To be done ->
Reproduce the lines below, changing "interactable" to "clickable" wherever it appears and leaving everything else as it is.

Information supplied ->
## begin

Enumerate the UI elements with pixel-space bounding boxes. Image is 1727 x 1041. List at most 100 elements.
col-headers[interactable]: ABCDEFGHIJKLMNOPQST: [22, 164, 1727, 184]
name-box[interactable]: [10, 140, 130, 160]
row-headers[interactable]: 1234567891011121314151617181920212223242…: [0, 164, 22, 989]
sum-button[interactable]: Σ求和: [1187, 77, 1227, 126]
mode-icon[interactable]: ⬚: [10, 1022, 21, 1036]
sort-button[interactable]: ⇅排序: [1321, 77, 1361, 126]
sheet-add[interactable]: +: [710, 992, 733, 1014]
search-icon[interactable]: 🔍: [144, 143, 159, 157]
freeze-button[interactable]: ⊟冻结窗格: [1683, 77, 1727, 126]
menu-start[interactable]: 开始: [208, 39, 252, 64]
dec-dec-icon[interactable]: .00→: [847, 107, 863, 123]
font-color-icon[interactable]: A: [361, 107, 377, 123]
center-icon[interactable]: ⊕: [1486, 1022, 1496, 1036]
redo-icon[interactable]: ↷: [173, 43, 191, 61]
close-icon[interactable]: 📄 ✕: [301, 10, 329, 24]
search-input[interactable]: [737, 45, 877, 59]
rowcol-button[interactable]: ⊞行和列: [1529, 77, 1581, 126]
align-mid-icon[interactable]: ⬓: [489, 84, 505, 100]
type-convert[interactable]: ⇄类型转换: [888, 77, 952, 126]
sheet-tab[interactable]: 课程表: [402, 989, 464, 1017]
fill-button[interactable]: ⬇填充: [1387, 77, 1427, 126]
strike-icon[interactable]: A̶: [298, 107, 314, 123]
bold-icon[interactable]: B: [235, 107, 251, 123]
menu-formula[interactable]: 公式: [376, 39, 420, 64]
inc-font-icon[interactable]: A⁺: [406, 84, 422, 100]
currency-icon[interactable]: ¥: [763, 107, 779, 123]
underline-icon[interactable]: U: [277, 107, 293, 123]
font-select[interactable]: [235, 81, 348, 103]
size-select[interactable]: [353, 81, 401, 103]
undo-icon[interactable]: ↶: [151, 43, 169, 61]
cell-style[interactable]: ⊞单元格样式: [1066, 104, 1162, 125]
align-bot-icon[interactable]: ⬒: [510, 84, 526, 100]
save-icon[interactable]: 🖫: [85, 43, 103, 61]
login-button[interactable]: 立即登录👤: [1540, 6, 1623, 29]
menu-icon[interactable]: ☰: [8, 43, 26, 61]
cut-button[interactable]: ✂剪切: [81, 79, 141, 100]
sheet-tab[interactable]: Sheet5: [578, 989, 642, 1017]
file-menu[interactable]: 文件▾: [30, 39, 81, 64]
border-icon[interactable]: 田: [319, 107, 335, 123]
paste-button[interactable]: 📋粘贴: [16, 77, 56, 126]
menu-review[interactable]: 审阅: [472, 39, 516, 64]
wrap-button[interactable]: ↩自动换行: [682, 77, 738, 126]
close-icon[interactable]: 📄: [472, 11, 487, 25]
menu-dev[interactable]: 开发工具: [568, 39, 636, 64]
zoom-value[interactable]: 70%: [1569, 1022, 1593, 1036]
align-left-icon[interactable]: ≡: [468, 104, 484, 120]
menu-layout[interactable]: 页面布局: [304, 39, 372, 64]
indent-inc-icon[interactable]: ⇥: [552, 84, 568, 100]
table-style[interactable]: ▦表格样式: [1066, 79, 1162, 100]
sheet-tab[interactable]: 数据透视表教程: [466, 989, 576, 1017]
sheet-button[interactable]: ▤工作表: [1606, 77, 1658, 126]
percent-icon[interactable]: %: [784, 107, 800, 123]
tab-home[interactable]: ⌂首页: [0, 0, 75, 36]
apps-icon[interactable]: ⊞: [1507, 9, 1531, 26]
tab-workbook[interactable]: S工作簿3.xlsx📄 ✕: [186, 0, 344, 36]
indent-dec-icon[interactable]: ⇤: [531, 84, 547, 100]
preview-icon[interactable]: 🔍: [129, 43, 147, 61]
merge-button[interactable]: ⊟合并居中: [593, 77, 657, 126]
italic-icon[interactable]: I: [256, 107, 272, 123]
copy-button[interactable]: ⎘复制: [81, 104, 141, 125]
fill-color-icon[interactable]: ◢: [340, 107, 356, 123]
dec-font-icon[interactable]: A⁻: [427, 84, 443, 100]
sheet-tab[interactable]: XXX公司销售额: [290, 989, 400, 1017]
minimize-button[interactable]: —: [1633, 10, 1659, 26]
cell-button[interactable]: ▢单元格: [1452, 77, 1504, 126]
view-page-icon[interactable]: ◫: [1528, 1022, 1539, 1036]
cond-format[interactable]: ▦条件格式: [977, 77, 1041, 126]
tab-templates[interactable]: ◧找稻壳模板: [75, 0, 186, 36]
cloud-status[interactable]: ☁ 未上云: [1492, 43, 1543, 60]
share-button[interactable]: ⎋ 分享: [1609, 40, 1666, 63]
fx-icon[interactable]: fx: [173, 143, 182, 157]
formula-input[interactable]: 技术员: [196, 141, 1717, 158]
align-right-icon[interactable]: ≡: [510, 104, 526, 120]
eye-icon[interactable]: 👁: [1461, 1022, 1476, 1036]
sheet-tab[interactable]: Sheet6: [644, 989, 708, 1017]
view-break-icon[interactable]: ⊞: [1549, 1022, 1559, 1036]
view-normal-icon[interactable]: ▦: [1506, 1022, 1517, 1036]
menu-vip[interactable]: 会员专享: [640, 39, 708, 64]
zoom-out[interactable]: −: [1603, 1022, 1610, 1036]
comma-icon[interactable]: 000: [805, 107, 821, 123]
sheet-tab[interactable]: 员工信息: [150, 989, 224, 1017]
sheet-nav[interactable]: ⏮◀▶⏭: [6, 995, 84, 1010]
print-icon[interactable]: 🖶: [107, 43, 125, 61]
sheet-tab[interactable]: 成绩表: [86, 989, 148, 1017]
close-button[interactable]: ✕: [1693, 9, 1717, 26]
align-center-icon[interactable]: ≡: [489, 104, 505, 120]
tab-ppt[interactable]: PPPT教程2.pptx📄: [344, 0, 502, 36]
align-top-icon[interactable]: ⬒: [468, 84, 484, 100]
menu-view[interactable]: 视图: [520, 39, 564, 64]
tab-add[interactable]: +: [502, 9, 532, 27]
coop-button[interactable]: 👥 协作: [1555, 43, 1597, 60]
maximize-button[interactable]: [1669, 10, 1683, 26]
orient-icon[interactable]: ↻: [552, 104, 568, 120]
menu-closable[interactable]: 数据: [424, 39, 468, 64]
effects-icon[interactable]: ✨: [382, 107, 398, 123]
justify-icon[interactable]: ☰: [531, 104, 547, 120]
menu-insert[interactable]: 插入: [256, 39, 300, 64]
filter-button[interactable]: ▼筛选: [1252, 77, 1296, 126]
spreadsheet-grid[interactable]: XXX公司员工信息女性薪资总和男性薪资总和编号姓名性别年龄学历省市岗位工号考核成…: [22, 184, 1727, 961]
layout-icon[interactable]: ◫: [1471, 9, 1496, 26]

## end

Answer below ->
Enumerate the UI elements with pixel-space bounding boxes. Image is 1727 x 1041. List at most 100 elements.
col-headers[clickable]: ABCDEFGHIJKLMNOPQST: [22, 164, 1727, 184]
name-box[clickable]: [10, 140, 130, 160]
row-headers[clickable]: 1234567891011121314151617181920212223242…: [0, 164, 22, 989]
sum-button[clickable]: Σ求和: [1187, 77, 1227, 126]
mode-icon[clickable]: ⬚: [10, 1022, 21, 1036]
sort-button[clickable]: ⇅排序: [1321, 77, 1361, 126]
sheet-add[clickable]: +: [710, 992, 733, 1014]
search-icon[clickable]: 🔍: [144, 143, 159, 157]
freeze-button[clickable]: ⊟冻结窗格: [1683, 77, 1727, 126]
menu-start[clickable]: 开始: [208, 39, 252, 64]
dec-dec-icon[clickable]: .00→: [847, 107, 863, 123]
font-color-icon[clickable]: A: [361, 107, 377, 123]
center-icon[clickable]: ⊕: [1486, 1022, 1496, 1036]
redo-icon[clickable]: ↷: [173, 43, 191, 61]
close-icon[clickable]: 📄 ✕: [301, 10, 329, 24]
search-input[clickable]: [737, 45, 877, 59]
rowcol-button[clickable]: ⊞行和列: [1529, 77, 1581, 126]
align-mid-icon[clickable]: ⬓: [489, 84, 505, 100]
type-convert[clickable]: ⇄类型转换: [888, 77, 952, 126]
sheet-tab[clickable]: 课程表: [402, 989, 464, 1017]
fill-button[clickable]: ⬇填充: [1387, 77, 1427, 126]
strike-icon[clickable]: A̶: [298, 107, 314, 123]
bold-icon[clickable]: B: [235, 107, 251, 123]
menu-formula[clickable]: 公式: [376, 39, 420, 64]
inc-font-icon[clickable]: A⁺: [406, 84, 422, 100]
currency-icon[clickable]: ¥: [763, 107, 779, 123]
underline-icon[clickable]: U: [277, 107, 293, 123]
font-select[clickable]: [235, 81, 348, 103]
size-select[clickable]: [353, 81, 401, 103]
undo-icon[clickable]: ↶: [151, 43, 169, 61]
cell-style[clickable]: ⊞单元格样式: [1066, 104, 1162, 125]
align-bot-icon[clickable]: ⬒: [510, 84, 526, 100]
save-icon[clickable]: 🖫: [85, 43, 103, 61]
login-button[clickable]: 立即登录👤: [1540, 6, 1623, 29]
menu-icon[clickable]: ☰: [8, 43, 26, 61]
cut-button[clickable]: ✂剪切: [81, 79, 141, 100]
sheet-tab[clickable]: Sheet5: [578, 989, 642, 1017]
file-menu[clickable]: 文件▾: [30, 39, 81, 64]
border-icon[clickable]: 田: [319, 107, 335, 123]
paste-button[clickable]: 📋粘贴: [16, 77, 56, 126]
menu-review[clickable]: 审阅: [472, 39, 516, 64]
wrap-button[clickable]: ↩自动换行: [682, 77, 738, 126]
close-icon[clickable]: 📄: [472, 11, 487, 25]
menu-dev[clickable]: 开发工具: [568, 39, 636, 64]
zoom-value[clickable]: 70%: [1569, 1022, 1593, 1036]
align-left-icon[clickable]: ≡: [468, 104, 484, 120]
menu-layout[clickable]: 页面布局: [304, 39, 372, 64]
indent-inc-icon[clickable]: ⇥: [552, 84, 568, 100]
table-style[clickable]: ▦表格样式: [1066, 79, 1162, 100]
sheet-tab[clickable]: 数据透视表教程: [466, 989, 576, 1017]
sheet-button[clickable]: ▤工作表: [1606, 77, 1658, 126]
percent-icon[clickable]: %: [784, 107, 800, 123]
tab-home[clickable]: ⌂首页: [0, 0, 75, 36]
apps-icon[clickable]: ⊞: [1507, 9, 1531, 26]
tab-workbook[clickable]: S工作簿3.xlsx📄 ✕: [186, 0, 344, 36]
indent-dec-icon[clickable]: ⇤: [531, 84, 547, 100]
preview-icon[clickable]: 🔍: [129, 43, 147, 61]
merge-button[clickable]: ⊟合并居中: [593, 77, 657, 126]
italic-icon[clickable]: I: [256, 107, 272, 123]
copy-button[clickable]: ⎘复制: [81, 104, 141, 125]
fill-color-icon[clickable]: ◢: [340, 107, 356, 123]
dec-font-icon[clickable]: A⁻: [427, 84, 443, 100]
sheet-tab[clickable]: XXX公司销售额: [290, 989, 400, 1017]
minimize-button[clickable]: —: [1633, 10, 1659, 26]
cell-button[clickable]: ▢单元格: [1452, 77, 1504, 126]
view-page-icon[clickable]: ◫: [1528, 1022, 1539, 1036]
cond-format[clickable]: ▦条件格式: [977, 77, 1041, 126]
tab-templates[clickable]: ◧找稻壳模板: [75, 0, 186, 36]
cloud-status[clickable]: ☁ 未上云: [1492, 43, 1543, 60]
share-button[clickable]: ⎋ 分享: [1609, 40, 1666, 63]
fx-icon[clickable]: fx: [173, 143, 182, 157]
formula-input[clickable]: 技术员: [196, 141, 1717, 158]
align-right-icon[clickable]: ≡: [510, 104, 526, 120]
eye-icon[clickable]: 👁: [1461, 1022, 1476, 1036]
sheet-tab[clickable]: Sheet6: [644, 989, 708, 1017]
view-break-icon[clickable]: ⊞: [1549, 1022, 1559, 1036]
view-normal-icon[clickable]: ▦: [1506, 1022, 1517, 1036]
menu-vip[clickable]: 会员专享: [640, 39, 708, 64]
zoom-out[clickable]: −: [1603, 1022, 1610, 1036]
comma-icon[clickable]: 000: [805, 107, 821, 123]
sheet-tab[clickable]: 员工信息: [150, 989, 224, 1017]
sheet-nav[clickable]: ⏮◀▶⏭: [6, 995, 84, 1010]
print-icon[clickable]: 🖶: [107, 43, 125, 61]
sheet-tab[clickable]: 成绩表: [86, 989, 148, 1017]
close-button[clickable]: ✕: [1693, 9, 1717, 26]
align-center-icon[clickable]: ≡: [489, 104, 505, 120]
tab-ppt[clickable]: PPPT教程2.pptx📄: [344, 0, 502, 36]
align-top-icon[clickable]: ⬒: [468, 84, 484, 100]
menu-view[clickable]: 视图: [520, 39, 564, 64]
tab-add[clickable]: +: [502, 9, 532, 27]
coop-button[clickable]: 👥 协作: [1555, 43, 1597, 60]
maximize-button[clickable]: [1669, 10, 1683, 26]
orient-icon[clickable]: ↻: [552, 104, 568, 120]
menu-closable[clickable]: 数据: [424, 39, 468, 64]
effects-icon[clickable]: ✨: [382, 107, 398, 123]
justify-icon[clickable]: ☰: [531, 104, 547, 120]
menu-insert[clickable]: 插入: [256, 39, 300, 64]
filter-button[clickable]: ▼筛选: [1252, 77, 1296, 126]
spreadsheet-grid[clickable]: XXX公司员工信息女性薪资总和男性薪资总和编号姓名性别年龄学历省市岗位工号考核成…: [22, 184, 1727, 961]
layout-icon[clickable]: ◫: [1471, 9, 1496, 26]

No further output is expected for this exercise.